Records to use:
+++
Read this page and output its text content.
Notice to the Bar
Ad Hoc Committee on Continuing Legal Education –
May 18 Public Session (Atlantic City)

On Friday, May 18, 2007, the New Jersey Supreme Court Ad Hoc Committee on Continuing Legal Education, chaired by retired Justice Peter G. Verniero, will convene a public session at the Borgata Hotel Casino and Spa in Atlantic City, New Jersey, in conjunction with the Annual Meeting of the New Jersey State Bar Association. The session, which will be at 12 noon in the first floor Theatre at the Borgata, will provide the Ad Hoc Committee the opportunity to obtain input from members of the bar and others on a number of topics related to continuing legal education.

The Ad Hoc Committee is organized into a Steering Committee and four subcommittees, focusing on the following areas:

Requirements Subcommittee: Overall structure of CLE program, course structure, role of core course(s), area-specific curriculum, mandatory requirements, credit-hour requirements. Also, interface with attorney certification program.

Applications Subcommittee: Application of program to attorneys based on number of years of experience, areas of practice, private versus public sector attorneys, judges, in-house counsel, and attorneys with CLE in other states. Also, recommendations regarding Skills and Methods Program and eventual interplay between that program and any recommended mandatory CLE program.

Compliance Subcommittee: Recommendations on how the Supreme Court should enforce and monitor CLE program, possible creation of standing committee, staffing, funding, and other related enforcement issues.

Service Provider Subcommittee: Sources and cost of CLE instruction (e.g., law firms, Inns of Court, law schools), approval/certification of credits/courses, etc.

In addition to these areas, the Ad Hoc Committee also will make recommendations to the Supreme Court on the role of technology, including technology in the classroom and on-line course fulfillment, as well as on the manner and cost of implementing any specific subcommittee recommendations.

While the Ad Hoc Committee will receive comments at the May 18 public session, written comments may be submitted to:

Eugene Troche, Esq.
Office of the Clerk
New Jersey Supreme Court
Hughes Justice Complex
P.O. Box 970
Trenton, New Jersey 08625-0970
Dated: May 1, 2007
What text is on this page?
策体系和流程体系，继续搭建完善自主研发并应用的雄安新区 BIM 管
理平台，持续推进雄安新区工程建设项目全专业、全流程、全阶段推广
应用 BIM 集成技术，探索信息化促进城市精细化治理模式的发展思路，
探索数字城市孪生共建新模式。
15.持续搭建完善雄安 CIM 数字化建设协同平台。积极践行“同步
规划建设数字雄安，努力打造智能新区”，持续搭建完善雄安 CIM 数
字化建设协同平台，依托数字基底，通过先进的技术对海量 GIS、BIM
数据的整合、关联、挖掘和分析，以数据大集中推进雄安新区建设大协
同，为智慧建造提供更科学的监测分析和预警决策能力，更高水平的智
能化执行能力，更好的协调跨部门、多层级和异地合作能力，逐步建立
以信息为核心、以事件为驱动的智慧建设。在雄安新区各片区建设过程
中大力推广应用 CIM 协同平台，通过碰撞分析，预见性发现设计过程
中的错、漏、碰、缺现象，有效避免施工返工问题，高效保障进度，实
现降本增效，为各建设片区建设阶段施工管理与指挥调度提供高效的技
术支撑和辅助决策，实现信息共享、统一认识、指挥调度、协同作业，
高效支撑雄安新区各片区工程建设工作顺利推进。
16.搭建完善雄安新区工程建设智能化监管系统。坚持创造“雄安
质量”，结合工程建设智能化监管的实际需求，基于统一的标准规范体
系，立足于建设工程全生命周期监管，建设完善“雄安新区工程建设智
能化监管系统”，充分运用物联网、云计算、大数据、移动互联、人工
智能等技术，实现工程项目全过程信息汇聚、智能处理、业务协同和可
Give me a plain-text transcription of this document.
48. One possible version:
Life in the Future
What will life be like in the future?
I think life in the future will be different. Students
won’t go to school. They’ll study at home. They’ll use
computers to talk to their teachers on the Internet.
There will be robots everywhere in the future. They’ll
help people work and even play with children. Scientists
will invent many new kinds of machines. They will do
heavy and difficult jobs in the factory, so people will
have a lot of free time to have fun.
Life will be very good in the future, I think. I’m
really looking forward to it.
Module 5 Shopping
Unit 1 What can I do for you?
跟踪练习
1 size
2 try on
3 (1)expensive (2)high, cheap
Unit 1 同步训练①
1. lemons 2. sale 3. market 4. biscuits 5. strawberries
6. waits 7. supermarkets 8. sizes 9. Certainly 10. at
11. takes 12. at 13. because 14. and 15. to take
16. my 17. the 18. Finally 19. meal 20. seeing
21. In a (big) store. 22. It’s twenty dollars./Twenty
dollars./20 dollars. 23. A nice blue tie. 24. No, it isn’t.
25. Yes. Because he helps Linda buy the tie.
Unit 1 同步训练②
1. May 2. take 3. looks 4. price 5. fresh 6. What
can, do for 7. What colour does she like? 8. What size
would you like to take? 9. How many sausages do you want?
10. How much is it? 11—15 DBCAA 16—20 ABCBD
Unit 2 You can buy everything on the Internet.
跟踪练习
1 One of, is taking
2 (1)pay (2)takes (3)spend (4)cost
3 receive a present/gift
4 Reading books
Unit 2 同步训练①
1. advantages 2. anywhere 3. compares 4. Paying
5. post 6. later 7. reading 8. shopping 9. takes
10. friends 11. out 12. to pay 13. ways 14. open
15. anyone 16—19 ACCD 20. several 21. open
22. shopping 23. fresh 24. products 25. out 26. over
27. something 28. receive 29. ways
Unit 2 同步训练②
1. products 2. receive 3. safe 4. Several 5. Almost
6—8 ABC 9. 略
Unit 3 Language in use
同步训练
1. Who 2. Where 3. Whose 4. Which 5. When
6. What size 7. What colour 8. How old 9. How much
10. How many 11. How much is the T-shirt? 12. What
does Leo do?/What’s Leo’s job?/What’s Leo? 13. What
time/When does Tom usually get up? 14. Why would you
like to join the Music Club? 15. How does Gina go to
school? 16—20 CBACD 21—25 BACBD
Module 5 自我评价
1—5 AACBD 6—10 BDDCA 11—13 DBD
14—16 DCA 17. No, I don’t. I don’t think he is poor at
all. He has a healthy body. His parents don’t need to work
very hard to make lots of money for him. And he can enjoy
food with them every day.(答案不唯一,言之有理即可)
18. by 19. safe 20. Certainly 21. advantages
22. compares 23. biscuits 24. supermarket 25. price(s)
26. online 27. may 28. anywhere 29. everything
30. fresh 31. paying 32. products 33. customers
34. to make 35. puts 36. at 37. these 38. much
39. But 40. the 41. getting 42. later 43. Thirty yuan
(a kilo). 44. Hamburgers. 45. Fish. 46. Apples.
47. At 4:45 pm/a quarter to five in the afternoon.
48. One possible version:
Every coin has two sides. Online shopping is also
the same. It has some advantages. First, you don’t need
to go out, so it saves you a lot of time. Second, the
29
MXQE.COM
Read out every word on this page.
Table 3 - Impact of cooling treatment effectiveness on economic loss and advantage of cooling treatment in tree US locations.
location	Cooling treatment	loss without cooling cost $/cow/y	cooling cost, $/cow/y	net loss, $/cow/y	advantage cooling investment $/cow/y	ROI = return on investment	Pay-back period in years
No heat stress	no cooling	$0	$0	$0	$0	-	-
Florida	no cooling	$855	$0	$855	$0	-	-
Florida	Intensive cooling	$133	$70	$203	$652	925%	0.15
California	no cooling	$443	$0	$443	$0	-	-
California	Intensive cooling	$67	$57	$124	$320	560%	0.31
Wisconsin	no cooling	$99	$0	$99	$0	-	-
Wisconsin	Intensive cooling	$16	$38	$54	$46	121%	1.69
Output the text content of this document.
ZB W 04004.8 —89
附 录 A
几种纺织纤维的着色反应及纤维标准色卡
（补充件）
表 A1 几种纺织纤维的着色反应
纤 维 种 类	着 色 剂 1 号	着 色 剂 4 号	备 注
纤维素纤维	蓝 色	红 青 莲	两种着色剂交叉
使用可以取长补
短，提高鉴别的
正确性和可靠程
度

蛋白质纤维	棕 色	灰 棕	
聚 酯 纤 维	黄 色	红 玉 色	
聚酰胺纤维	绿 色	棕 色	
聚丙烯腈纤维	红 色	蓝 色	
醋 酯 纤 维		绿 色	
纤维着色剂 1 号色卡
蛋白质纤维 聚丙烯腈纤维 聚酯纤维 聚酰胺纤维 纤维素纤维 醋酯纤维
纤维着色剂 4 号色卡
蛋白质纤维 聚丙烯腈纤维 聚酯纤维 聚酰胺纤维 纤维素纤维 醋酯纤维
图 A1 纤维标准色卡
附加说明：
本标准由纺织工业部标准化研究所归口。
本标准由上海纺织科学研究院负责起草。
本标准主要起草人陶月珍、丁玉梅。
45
+++
Work instructions: List the lines of the records where "Wisconsin" occurs.

Response to the exercise:
Wisconsin	no cooling	$99	$0	$99	$0	-	-
Wisconsin	Intensive cooling	$16	$38	$54	$46	121%	1.69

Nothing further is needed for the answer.